TASKS TO CARRY OUT
**a)** Copy the AI digest verbatim, from "AI Gets Fake" to "through each one.".
**b)** Keep writing the AI digest, starting right after its final line.

DOCUMENT EXTRACT
DeepScience — Artificial Intelligence

DeepScience · Artificial Intelligence · Daily Digest

AI Gets Fake Computers, Better Training, Cheaper Security Tests

Today's three papers are all about fixing the machinery that trains and tests AI — not just building shinier models.

            May 02, 2026
          

Three stories today, and they fit together more neatly than most days allow. All three are about the same underlying problem: the gap between how we build AI systems and how those systems actually perform when something goes wrong. Let me walk you through each one.

Today's stories

              01 / 03
            

Researchers Built 1,000 Fake Computers for AI Agents to Practice On

How do you teach an AI to manage your files if it has never seen a messy inbox in its life?

Teaching an AI assistant to handle real computer work — reorganizing folders, drafting emails, catching up on overdue tasks — sounds manageable until you realize the AI has never actually sat in front of a cluttered desktop. Real computers are messy in very human ways: half-finished projects, duplicated files, calendars that got out of hand three weeks ago. The team behind this paper decided to manufacture that mess at scale. Think of it like a flight simulator for pilots. You do not learn emergency procedures by crashing real planes. You practice in a simulation where the dials, the turbulence, and the warnings feel realistic enough to build real instincts. The researchers built 1,000 synthetic computers — each seeded from a human persona (a teacher, a project manager, a designer) — and filled each one with the kind of digital clutter that persona would actually accumulate. Then two AI agents worked together on each machine. The first invented month-scale productivity goals: catch up on these reports, reschedule these meetings, coordinate with these collaborators. The second agent ground through them, navigating directories and creating files step by step. Each simulation ran for over 2,000 conversational turns and took more than eight hours of clock time. Agents trained on this synthetic experience improved on both familiar and unfamiliar productivity benchmarks. The team has released 100 of these computers — 50 Windows-style, 50 macOS-style — plus 500 simulation reports on HuggingFace for anyone to use. The catch: the paper describes the gains as 'significant' but does not specify the exact numbers or name the benchmarks in the available text. The direction of the result is encouraging; the magnitude is still fuzzy. Treat this as a credible proof of concept, not a finished product.

Glossary

long-horizon simulation — A training run where an AI completes a very long sequence of steps — hundreds or thousands — rather than answering a single question.

INFORMATION SHOWN
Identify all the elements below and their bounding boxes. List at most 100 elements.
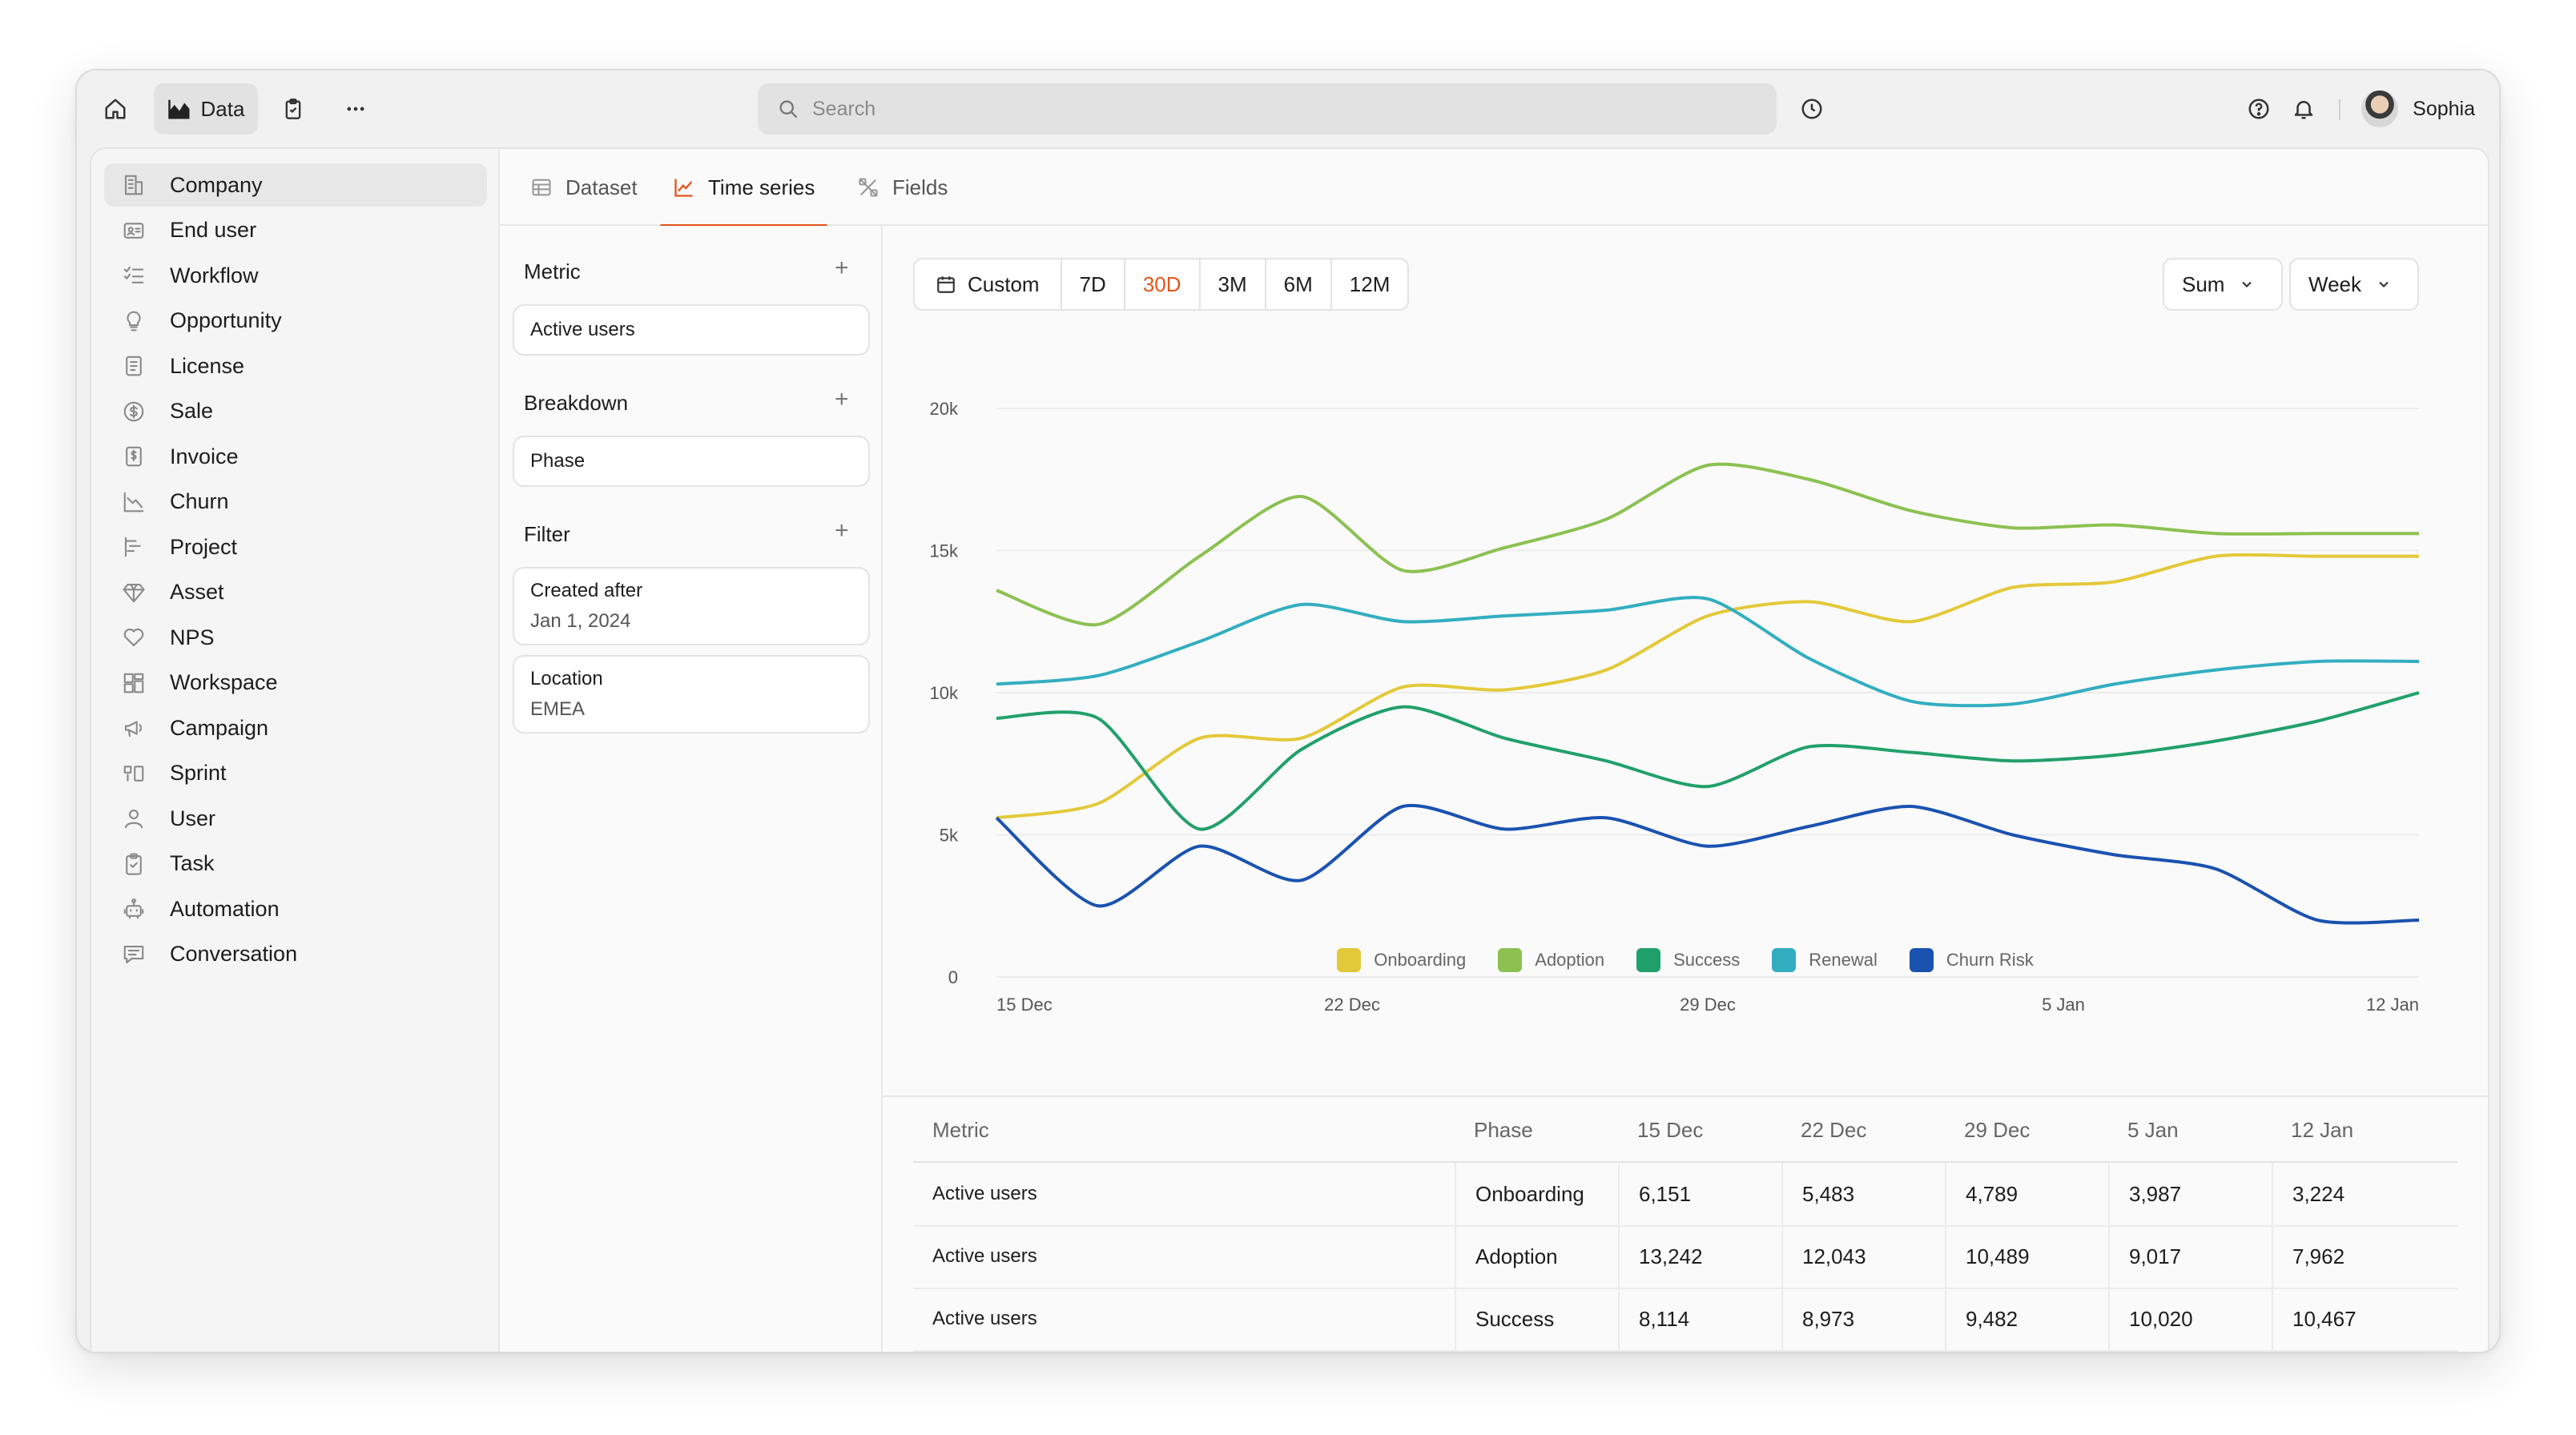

ANSWERS PER TASK
**a)**
AI Gets Fake Computers, Better Training, Cheaper Security Tests

Today's three papers are all about fixing the machinery that trains and tests AI — not just building shinier models.

            May 02, 2026
          

Three stories today, and they fit together more neatly than most days allow. All three are about the same underlying problem: the gap between how we build AI systems and how those systems actually perform when something goes wrong. Let me walk you through each one.

**b)**
in-domain vs. out-of-domain — In-domain means tested on tasks similar to training; out-of-domain means tested on tasks the model has not seen before. Improving on both is harder and more meaningful.

Source: Synthetic Computers at Scale for Long-Horizon Productivity Simulation

              02 / 03
            

A Simple Bridge Between Two Training Steps Makes AI Vision Models Sharper

There is a crack in how we train AI to reason about images — and plugging it gains several accuracy points at essentially no extra cost.

Modern vision-language models — the kind that can look at a photo and answer questions about it — are trained in two stages. First, supervised fine-tuning, or SFT: you show the model thousands of worked examples, like a student copying out correct solutions from a textbook. Then reinforcement learning, or RL: the model practices on new problems and gets scored, learning from its mistakes. The problem, identified by the researchers behind PRISM, is that these two stages do not connect cleanly. Fine-tuning pushes the model into a particular 'style' of responding — a comfort zone shaped by the training examples. But the RL stage needs the model to explore differently, and that comfort zone gets in the way. It is like drilling a footballer on set plays in an empty gym for weeks, then throwing them straight into a chaotic cup final with no transition training in between. PRISM inserts a short bridge phase between SFT and RL. During this phase, the model plays an adversarial game against a classifier that tries to flag whether its outputs look wrong. The classifier has two specialists — one watching for perception mistakes, one watching for reasoning mistakes — and the model learns to satisfy both before RL even starts. Tested on Qwen3-VL, an open vision-language model from Alibaba, PRISM added +4.4 average accuracy points at the 4-billion-parameter scale and +6.0 at 8 billion, consistently across three different RL algorithms. The gains held across all tested benchmarks. The catch: these are controlled benchmark results. Whether the improvement survives in messy real-world conditions — ambiguous photos, oddly phrased questions, domains the model has never seen — still needs independent testing.

Glossary

supervised fine-tuning (SFT) — A training step where a model learns by copying correct answers from a curated set of examples, like studying a worked answer key.

reinforcement learning (RL) — A training step where a model tries things, gets scored, and adjusts — learning from feedback rather than example answers.

multimodal — Able to process more than one type of input — in this case, both images and text.

Source: PRISM: Pre-alignment via Black-box On-policy Distillation for Multimodal Reinforcement Learning

              03 / 03
            

Stress-Testing AI for Security Vulnerabilities Just Got 7x Cheaper

Finding one way to trick a large AI model used to cost an hour of computation and the GPU memory of a small server room.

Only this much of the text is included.